■ **STATED EXERCISE**
In your copy, include every line of the listing below exactly but none of the pictures.

■ **DATA SECTION**
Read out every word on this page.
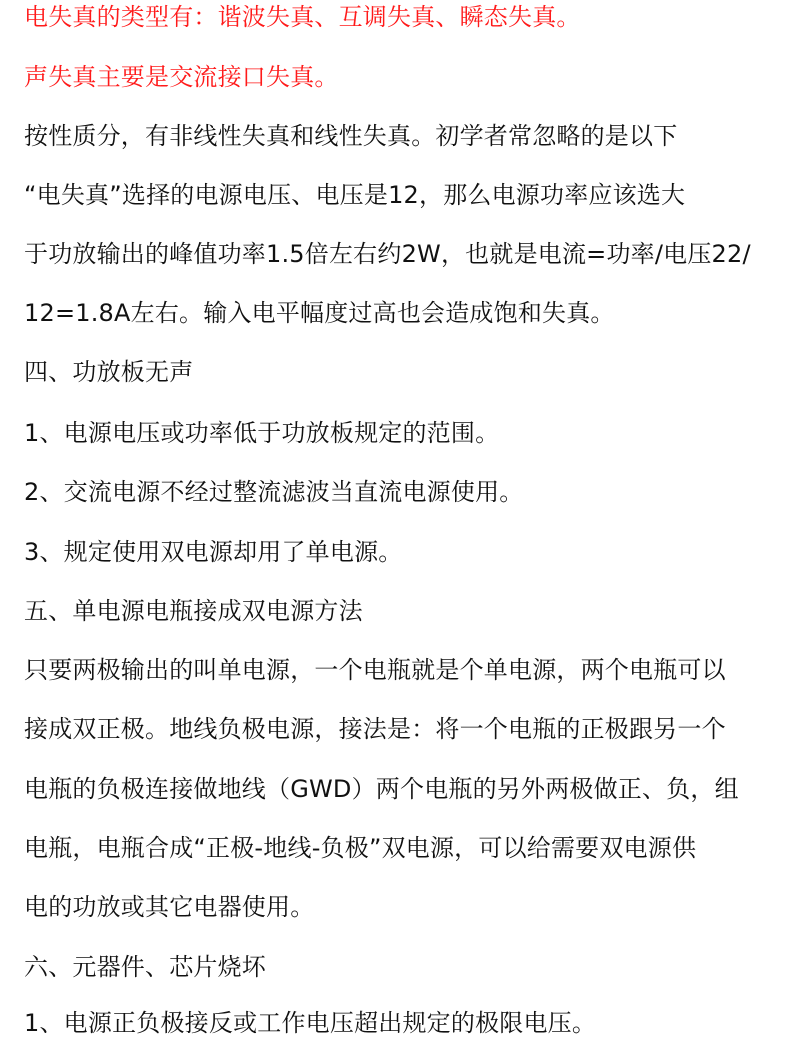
电失真的类型有：谐波失真、互调失真、瞬态失真。
声失真主要是交流接口失真。
按性质分，有非线性失真和线性失真。初学者常忽略的是以下
“电失真”选择的电源电压、电压是12，那么电源功率应该选大
于功放输出的峰值功率1.5倍左右约2W，也就是电流=功率/电压22/
12=1.8A左右。输入电平幅度过高也会造成饱和失真。
四、功放板无声
1、电源电压或功率低于功放板规定的范围。
2、交流电源不经过整流滤波当直流电源使用。
3、规定使用双电源却用了单电源。
五、单电源电瓶接成双电源方法
只要两极输出的叫单电源，一个电瓶就是个单电源，两个电瓶可以
接成双正极。地线负极电源，接法是：将一个电瓶的正极跟另一个
电瓶的负极连接做地线（GWD）两个电瓶的另外两极做正、负，组
电瓶，电瓶合成“正极-地线-负极”双电源，可以给需要双电源供
电的功放或其它电器使用。
六、元器件、芯片烧坏
1、电源正负极接反或工作电压超出规定的极限电压。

■ **RESULT OF THIS EXERCISE**
Read out every word on this page.
电失真的类型有：谐波失真、互调失真、瞬态失真。
声失真主要是交流接口失真。
按性质分，有非线性失真和线性失真。初学者常忽略的是以下
“电失真”选择的电源电压、电压是12，那么电源功率应该选大
于功放输出的峰值功率1.5倍左右约2W，也就是电流=功率/电压22/
12=1.8A左右。输入电平幅度过高也会造成饱和失真。
四、功放板无声
1、电源电压或功率低于功放板规定的范围。
2、交流电源不经过整流滤波当直流电源使用。
3、规定使用双电源却用了单电源。
五、单电源电瓶接成双电源方法
只要两极输出的叫单电源，一个电瓶就是个单电源，两个电瓶可以
接成双正极。地线负极电源，接法是：将一个电瓶的正极跟另一个
电瓶的负极连接做地线（GWD）两个电瓶的另外两极做正、负，组
电瓶，电瓶合成“正极-地线-负极”双电源，可以给需要双电源供
电的功放或其它电器使用。
六、元器件、芯片烧坏
1、电源正负极接反或工作电压超出规定的极限电压。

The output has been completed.